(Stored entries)

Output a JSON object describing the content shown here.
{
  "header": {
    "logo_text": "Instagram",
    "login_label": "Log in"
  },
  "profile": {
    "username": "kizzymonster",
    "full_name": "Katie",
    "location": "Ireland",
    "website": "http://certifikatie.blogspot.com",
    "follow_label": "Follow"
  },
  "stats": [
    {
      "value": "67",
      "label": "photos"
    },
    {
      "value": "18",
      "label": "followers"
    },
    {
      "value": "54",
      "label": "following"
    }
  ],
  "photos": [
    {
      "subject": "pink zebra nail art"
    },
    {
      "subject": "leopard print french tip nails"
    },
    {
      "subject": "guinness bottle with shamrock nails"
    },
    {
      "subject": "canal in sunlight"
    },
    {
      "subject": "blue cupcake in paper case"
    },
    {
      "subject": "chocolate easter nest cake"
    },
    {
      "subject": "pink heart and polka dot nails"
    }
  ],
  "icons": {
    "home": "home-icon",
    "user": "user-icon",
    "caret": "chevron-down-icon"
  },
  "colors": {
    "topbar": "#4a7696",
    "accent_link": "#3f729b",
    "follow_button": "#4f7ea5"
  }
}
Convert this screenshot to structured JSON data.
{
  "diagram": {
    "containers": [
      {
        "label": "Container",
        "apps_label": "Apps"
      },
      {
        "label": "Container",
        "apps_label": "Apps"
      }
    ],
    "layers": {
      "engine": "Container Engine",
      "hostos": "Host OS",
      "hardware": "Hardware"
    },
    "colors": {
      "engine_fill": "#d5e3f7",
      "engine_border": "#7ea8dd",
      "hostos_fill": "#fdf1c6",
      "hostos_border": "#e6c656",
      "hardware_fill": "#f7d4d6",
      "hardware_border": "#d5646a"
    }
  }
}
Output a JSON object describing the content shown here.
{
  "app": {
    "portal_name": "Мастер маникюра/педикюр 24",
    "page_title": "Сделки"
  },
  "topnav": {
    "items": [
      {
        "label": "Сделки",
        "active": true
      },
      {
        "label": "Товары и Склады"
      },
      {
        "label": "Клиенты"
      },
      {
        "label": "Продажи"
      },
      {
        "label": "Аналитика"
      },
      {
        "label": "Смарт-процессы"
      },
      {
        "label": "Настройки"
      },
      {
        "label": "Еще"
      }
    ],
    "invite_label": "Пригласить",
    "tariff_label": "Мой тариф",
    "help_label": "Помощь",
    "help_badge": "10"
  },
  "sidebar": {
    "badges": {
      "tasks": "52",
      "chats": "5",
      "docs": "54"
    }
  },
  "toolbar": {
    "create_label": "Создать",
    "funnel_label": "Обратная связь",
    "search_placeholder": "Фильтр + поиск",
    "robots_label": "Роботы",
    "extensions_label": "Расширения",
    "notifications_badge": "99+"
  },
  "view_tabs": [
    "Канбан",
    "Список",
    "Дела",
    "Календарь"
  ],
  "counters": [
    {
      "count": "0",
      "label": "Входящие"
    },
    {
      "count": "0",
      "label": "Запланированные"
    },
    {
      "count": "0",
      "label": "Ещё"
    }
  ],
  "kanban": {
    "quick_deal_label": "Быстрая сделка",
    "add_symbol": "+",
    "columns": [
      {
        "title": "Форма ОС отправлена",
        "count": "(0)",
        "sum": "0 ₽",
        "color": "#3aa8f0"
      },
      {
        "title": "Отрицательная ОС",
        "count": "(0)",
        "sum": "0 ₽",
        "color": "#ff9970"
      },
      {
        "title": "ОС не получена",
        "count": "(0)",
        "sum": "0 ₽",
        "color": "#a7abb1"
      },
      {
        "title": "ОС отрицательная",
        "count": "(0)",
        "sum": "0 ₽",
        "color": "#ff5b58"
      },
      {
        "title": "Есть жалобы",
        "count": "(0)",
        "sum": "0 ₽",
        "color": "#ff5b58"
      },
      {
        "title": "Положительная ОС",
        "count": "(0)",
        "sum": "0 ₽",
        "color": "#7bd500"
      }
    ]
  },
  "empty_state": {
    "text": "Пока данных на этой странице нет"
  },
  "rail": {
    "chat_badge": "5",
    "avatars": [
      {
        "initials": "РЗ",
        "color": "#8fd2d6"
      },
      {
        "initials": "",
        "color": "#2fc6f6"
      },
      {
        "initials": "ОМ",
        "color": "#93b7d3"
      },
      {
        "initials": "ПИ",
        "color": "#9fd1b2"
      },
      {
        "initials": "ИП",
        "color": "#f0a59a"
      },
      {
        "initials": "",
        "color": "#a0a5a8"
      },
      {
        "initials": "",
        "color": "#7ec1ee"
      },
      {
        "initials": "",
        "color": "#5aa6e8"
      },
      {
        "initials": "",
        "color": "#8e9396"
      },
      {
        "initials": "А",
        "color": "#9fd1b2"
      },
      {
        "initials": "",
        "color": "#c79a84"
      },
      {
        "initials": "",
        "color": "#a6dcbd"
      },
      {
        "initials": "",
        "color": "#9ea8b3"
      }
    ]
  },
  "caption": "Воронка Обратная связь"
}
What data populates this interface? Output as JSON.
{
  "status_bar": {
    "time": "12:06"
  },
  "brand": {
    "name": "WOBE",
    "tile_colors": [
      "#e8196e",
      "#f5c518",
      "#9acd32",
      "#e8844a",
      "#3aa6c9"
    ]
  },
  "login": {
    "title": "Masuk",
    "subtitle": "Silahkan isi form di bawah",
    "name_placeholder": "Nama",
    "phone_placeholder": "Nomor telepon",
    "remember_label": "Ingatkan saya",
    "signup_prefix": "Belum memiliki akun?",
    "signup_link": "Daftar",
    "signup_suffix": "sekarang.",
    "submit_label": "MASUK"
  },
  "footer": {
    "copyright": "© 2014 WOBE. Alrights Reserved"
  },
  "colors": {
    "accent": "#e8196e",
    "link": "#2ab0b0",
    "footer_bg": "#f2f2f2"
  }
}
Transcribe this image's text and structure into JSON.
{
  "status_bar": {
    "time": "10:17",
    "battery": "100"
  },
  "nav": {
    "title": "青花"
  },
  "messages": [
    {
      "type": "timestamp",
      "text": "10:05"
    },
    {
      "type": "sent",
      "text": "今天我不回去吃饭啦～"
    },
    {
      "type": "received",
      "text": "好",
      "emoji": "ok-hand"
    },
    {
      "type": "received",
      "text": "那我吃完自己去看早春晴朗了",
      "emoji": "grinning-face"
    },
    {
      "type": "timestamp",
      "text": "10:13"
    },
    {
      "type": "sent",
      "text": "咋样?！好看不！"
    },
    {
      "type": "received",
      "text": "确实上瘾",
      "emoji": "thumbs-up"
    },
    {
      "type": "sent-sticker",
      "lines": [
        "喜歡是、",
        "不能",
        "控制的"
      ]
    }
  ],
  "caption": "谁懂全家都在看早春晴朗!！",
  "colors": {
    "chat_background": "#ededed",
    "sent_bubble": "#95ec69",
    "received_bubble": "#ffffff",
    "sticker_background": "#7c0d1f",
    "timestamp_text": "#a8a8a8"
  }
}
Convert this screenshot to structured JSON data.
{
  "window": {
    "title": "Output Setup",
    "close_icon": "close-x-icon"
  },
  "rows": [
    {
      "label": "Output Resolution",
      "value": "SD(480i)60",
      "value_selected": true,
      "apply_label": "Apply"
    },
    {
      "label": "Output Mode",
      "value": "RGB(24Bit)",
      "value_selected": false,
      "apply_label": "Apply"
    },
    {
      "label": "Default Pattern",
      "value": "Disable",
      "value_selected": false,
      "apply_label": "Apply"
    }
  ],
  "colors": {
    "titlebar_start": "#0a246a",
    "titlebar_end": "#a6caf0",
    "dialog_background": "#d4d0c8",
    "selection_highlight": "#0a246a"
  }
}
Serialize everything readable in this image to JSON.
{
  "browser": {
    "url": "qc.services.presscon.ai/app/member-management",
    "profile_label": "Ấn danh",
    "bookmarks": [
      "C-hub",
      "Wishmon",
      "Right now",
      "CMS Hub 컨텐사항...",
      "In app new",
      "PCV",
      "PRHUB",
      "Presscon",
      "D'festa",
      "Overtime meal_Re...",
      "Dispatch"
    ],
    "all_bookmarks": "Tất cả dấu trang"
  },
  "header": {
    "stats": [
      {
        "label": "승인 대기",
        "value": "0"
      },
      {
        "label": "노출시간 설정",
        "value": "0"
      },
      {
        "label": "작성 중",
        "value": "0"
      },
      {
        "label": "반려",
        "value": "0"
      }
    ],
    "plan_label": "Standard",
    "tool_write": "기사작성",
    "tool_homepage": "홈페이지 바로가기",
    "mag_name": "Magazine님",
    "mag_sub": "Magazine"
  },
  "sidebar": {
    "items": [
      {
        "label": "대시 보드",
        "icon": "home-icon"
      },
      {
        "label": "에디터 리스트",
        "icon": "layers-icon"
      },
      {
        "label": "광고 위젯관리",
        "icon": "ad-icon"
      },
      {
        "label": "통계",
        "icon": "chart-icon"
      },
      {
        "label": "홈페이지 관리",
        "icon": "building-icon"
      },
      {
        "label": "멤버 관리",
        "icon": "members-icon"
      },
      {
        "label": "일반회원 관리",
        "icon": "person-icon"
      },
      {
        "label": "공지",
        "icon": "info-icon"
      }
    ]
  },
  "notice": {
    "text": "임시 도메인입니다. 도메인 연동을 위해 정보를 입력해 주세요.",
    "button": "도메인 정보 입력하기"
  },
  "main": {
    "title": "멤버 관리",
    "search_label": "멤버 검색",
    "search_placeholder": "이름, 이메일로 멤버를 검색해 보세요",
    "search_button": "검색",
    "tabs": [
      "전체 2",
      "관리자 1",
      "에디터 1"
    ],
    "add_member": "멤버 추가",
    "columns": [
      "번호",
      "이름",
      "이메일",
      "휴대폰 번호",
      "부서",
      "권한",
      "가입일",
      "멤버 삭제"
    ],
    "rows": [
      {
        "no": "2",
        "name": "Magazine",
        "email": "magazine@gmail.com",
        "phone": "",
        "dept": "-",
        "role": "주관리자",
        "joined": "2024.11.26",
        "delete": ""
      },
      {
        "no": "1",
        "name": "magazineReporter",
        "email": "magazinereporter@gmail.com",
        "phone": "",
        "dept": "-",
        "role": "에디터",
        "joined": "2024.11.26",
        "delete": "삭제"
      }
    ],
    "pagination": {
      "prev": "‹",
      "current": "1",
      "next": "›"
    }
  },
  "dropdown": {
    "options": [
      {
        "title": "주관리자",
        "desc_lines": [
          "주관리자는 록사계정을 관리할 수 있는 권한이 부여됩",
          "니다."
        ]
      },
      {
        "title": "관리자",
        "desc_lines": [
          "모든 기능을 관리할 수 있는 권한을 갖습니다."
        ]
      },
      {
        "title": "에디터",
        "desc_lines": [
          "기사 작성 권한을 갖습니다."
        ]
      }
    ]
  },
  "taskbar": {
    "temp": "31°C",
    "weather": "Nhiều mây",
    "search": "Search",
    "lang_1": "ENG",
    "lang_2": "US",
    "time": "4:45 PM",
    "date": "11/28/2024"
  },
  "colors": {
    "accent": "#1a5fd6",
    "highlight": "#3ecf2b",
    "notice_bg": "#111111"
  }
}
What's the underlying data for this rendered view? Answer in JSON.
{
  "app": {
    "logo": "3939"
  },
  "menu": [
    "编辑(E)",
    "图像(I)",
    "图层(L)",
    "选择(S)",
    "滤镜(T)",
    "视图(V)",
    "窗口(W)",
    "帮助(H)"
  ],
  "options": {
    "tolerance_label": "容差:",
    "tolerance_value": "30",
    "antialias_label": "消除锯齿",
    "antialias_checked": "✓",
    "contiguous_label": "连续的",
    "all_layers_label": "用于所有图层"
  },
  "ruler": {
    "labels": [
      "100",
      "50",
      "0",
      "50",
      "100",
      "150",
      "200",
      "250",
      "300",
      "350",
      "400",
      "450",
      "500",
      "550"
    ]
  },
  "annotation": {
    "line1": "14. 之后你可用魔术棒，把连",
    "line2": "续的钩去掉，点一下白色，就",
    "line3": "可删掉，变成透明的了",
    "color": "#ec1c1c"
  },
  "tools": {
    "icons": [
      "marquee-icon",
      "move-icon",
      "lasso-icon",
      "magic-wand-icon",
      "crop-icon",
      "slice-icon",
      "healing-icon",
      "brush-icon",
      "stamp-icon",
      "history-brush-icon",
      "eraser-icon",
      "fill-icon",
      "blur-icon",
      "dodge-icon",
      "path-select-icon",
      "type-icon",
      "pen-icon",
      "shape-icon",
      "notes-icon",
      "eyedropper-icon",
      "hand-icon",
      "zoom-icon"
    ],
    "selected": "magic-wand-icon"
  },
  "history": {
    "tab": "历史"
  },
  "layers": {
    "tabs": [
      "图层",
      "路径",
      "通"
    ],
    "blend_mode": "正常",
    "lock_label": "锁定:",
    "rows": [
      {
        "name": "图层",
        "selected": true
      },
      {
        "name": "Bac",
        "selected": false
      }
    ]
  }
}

EXERCISE DETAILS ▸
Find the word "magic" in the entries, and copy every line it shows up in.

REPLY TO THE TASK ▸
      "magic-wand-icon",
    "selected": "magic-wand-icon"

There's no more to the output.